>> BEGIN

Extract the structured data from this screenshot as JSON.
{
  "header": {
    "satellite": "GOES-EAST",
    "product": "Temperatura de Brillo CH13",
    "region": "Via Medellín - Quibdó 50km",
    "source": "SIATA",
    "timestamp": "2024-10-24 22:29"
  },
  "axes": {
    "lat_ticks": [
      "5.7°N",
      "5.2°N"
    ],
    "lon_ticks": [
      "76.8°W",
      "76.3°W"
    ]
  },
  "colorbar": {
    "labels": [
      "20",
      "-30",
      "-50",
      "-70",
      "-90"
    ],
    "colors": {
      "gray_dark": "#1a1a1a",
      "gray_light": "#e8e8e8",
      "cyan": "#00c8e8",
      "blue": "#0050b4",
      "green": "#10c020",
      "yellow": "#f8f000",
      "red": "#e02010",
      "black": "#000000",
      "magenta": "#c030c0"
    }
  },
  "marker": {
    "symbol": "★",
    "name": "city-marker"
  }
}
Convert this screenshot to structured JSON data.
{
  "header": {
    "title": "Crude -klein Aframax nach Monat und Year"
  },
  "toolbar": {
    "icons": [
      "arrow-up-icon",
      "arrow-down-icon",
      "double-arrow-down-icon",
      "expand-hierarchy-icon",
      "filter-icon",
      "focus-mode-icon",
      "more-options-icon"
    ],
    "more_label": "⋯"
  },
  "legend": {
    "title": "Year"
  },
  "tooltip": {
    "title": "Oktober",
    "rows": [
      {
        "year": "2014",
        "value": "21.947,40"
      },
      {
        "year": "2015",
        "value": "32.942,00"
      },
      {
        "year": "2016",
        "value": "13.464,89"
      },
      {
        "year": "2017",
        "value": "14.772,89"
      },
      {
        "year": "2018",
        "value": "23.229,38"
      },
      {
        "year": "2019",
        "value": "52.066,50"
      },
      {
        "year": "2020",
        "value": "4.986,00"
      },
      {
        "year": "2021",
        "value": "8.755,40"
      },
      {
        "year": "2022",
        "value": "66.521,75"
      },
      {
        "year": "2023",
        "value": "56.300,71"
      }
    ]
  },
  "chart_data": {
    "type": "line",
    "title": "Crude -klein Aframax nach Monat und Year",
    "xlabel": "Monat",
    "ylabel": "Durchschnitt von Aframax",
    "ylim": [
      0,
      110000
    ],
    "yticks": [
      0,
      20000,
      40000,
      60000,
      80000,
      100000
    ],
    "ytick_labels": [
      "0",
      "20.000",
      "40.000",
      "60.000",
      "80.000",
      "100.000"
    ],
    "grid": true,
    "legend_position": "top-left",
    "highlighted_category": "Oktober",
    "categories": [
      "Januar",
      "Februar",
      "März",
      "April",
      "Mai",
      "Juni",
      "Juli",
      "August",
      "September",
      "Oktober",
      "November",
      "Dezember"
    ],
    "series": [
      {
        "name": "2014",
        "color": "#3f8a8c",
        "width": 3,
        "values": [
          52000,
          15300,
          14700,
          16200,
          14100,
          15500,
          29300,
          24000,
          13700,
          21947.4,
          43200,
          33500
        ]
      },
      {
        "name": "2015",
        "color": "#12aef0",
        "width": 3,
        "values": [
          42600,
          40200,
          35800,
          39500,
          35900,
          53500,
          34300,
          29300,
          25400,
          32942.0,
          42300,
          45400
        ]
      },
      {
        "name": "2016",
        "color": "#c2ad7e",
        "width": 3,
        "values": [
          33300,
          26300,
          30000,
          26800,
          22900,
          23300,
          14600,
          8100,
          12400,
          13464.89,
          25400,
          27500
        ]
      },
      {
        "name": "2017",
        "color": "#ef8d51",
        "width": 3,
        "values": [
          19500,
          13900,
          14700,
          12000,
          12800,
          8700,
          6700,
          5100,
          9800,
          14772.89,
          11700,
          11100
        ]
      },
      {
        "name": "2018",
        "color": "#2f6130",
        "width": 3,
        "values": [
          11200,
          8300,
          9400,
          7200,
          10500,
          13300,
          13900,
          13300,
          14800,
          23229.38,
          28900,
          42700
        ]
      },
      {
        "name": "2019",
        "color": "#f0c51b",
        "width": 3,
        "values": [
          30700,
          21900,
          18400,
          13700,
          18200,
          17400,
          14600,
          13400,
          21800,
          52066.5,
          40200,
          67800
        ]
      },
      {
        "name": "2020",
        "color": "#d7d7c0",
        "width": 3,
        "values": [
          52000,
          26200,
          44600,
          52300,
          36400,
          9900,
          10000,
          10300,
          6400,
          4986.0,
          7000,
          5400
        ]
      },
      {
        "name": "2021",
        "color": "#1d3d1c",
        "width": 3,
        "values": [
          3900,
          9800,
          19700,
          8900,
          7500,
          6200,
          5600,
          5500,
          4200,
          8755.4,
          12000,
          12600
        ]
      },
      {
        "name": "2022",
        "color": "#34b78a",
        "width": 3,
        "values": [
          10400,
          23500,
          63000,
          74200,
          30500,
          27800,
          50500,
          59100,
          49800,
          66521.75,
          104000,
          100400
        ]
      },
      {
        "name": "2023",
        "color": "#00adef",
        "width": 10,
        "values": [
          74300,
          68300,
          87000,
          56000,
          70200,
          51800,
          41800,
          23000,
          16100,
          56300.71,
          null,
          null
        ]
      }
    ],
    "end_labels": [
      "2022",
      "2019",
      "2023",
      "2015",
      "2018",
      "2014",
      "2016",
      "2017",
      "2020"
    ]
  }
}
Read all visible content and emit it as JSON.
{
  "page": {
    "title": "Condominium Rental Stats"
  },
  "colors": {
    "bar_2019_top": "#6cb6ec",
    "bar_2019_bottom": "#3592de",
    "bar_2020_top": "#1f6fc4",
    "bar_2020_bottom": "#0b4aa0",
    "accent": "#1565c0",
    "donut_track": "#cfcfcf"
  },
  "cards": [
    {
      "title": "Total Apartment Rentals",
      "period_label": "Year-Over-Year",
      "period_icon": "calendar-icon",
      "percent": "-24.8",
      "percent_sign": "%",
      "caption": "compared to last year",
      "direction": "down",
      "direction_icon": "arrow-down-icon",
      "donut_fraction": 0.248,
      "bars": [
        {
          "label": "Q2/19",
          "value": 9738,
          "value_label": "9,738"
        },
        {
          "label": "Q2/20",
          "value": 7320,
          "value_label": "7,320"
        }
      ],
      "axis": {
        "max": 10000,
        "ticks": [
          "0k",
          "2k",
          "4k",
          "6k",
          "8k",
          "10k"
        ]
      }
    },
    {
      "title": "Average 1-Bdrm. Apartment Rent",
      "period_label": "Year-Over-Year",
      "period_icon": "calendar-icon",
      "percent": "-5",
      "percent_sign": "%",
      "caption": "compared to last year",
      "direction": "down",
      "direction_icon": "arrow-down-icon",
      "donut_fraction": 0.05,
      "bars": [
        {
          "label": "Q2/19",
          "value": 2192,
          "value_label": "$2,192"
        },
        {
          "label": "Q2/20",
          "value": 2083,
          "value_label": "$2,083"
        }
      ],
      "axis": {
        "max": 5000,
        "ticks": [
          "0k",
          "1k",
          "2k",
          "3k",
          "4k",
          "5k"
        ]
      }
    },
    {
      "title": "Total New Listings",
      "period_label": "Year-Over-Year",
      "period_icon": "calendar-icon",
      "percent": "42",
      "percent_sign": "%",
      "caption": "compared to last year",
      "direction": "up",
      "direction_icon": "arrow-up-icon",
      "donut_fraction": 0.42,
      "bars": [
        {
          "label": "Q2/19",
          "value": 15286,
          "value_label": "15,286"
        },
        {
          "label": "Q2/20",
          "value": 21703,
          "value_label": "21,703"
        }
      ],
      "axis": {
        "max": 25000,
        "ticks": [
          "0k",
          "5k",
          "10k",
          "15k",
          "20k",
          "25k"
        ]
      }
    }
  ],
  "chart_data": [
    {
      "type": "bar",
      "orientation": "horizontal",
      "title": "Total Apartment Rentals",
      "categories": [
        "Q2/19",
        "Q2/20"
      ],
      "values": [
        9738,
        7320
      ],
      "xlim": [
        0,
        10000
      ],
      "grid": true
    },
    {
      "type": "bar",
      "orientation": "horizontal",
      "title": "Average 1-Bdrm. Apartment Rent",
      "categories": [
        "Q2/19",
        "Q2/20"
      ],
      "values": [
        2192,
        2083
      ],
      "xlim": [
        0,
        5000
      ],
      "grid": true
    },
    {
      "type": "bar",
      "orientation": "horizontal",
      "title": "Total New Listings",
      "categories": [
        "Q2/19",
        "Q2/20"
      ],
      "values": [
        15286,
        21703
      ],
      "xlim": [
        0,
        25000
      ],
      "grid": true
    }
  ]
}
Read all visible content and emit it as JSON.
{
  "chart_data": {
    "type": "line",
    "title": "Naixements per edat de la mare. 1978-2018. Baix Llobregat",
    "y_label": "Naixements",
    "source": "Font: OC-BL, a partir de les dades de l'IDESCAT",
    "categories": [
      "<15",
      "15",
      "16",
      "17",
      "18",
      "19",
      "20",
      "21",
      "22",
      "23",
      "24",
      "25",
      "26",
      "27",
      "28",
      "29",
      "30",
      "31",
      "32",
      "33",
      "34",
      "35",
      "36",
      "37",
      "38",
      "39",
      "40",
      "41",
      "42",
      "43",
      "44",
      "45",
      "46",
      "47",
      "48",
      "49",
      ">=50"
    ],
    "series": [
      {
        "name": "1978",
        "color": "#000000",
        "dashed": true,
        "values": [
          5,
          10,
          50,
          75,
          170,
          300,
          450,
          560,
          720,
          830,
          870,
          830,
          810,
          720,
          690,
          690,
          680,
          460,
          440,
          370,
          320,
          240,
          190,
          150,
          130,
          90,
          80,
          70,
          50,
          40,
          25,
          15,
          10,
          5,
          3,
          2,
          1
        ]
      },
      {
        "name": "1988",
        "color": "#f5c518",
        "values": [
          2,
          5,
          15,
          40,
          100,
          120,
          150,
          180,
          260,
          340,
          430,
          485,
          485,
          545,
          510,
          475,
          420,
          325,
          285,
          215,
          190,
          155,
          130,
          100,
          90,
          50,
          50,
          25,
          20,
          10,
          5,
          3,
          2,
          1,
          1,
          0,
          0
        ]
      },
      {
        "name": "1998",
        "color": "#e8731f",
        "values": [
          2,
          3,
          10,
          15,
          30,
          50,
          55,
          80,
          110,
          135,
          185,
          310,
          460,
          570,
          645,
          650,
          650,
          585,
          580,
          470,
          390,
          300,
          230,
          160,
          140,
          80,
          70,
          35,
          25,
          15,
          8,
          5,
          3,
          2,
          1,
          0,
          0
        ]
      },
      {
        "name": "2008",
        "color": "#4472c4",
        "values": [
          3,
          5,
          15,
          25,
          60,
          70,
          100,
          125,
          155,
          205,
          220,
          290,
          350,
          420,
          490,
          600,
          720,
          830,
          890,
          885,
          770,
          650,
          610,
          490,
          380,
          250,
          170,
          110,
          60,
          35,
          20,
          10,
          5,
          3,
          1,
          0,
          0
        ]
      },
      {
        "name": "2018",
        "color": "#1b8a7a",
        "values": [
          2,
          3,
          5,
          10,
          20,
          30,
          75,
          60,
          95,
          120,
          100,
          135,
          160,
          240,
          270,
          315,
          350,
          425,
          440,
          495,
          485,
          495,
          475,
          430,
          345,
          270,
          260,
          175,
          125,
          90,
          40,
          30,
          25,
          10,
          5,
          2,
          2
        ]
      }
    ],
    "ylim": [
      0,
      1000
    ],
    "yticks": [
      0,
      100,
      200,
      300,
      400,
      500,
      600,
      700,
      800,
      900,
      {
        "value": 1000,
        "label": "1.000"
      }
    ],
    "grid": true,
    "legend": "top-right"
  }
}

>> END

Look above for lines with the word "this" and copy them all.

Extract the structured data from this screenshot as JSON.
Convert this screenshot to structured JSON data.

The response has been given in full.